**AIM:** Copy every line with the string "detached" in it.

**RAW DATA:**
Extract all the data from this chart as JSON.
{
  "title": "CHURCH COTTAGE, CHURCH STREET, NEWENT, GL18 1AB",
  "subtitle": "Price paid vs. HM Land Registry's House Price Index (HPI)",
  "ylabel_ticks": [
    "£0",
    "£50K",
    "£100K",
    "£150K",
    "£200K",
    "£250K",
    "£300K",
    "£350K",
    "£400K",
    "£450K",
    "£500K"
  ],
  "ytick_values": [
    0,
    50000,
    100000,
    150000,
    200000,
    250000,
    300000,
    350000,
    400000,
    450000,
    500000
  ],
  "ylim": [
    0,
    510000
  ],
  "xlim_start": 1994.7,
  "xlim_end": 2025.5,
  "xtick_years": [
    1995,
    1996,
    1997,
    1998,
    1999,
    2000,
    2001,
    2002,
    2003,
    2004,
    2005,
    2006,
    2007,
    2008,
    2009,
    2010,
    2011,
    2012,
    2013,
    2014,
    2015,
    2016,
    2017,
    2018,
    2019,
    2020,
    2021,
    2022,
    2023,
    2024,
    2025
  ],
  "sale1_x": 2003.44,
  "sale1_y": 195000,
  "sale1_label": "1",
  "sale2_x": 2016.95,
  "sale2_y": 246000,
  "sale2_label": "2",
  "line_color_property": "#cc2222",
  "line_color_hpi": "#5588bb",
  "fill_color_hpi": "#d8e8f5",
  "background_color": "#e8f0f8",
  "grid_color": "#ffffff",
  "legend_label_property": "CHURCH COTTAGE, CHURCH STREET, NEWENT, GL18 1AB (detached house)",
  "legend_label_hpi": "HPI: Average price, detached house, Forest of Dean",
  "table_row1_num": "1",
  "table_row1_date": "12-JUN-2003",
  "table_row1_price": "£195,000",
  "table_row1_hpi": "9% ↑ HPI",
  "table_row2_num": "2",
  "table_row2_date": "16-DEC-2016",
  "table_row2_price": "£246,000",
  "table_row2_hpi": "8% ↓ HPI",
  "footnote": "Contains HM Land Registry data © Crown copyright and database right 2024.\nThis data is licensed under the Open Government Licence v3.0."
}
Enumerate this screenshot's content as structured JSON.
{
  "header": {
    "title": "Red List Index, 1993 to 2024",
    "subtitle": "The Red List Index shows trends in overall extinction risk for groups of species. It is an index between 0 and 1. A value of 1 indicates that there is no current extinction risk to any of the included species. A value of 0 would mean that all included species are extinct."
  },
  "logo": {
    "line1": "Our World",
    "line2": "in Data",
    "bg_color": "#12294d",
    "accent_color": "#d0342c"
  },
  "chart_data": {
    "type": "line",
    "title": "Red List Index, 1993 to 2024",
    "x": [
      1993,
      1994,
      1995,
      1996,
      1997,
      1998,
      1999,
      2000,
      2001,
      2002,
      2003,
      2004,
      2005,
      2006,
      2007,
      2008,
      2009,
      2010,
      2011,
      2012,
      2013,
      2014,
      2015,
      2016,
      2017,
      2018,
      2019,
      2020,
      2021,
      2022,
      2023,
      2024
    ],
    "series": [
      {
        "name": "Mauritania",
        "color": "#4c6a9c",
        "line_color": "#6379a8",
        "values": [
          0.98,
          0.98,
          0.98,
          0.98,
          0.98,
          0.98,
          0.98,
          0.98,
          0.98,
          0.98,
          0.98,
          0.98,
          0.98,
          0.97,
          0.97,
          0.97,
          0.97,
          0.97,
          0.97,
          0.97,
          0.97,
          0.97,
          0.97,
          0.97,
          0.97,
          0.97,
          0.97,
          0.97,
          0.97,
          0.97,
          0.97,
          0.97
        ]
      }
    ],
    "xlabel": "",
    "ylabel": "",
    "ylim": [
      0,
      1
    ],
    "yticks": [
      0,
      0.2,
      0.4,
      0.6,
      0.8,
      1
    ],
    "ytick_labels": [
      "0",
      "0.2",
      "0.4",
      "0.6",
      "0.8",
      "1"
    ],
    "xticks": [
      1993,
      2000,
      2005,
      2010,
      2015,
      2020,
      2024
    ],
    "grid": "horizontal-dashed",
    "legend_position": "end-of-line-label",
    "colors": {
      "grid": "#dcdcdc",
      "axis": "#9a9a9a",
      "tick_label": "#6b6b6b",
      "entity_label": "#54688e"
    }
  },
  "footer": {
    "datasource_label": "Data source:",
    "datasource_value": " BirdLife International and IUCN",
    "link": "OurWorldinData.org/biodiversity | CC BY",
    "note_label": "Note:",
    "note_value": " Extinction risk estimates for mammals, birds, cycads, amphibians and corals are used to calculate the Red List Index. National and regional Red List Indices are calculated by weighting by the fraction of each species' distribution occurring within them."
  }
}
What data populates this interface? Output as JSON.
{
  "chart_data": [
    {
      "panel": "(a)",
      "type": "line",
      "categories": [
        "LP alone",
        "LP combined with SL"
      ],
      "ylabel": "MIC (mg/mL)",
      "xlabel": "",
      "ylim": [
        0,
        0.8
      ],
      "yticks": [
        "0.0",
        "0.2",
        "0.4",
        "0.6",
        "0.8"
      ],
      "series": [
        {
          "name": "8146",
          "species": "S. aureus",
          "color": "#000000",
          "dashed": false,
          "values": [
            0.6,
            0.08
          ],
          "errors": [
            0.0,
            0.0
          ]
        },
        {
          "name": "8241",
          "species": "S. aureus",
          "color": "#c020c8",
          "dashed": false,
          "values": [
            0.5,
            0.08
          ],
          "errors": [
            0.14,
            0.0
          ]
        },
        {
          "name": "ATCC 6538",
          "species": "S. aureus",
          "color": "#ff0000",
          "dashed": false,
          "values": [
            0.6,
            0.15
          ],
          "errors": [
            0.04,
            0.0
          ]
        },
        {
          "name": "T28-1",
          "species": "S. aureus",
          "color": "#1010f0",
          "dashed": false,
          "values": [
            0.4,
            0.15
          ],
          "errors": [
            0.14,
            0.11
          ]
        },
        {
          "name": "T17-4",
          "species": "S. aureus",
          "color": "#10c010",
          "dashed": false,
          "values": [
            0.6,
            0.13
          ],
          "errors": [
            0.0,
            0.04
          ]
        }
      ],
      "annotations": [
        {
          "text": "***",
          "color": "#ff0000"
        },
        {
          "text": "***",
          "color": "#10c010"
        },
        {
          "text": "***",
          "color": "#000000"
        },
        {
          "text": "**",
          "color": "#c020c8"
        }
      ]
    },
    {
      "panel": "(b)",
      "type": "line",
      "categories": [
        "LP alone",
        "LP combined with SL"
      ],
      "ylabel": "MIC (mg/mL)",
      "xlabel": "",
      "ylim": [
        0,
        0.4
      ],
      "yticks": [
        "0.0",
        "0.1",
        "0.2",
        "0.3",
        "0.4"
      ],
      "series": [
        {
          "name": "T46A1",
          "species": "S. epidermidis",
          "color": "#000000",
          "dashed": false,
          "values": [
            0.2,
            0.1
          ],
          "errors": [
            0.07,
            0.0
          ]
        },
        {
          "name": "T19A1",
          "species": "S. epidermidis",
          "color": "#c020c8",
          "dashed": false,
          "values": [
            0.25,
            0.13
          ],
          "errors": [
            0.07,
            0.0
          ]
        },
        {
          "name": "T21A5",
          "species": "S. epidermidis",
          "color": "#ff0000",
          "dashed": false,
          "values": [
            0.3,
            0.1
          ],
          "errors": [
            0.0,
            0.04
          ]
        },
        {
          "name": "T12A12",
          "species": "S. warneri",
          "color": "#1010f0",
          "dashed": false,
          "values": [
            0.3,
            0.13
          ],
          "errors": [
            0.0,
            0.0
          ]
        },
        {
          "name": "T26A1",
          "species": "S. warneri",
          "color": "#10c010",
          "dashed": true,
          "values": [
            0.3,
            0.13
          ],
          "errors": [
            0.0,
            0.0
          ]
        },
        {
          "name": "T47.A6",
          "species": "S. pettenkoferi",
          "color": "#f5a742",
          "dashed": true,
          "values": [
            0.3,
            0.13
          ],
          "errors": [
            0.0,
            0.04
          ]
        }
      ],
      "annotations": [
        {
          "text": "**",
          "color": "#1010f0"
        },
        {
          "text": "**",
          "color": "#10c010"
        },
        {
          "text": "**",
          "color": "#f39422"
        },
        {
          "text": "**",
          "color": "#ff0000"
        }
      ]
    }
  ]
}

**COMPLETE OUTPUT:**
  "legend_label_property": "CHURCH COTTAGE, CHURCH STREET, NEWENT, GL18 1AB (detached house)",
  "legend_label_hpi": "HPI: Average price, detached house, Forest of Dean",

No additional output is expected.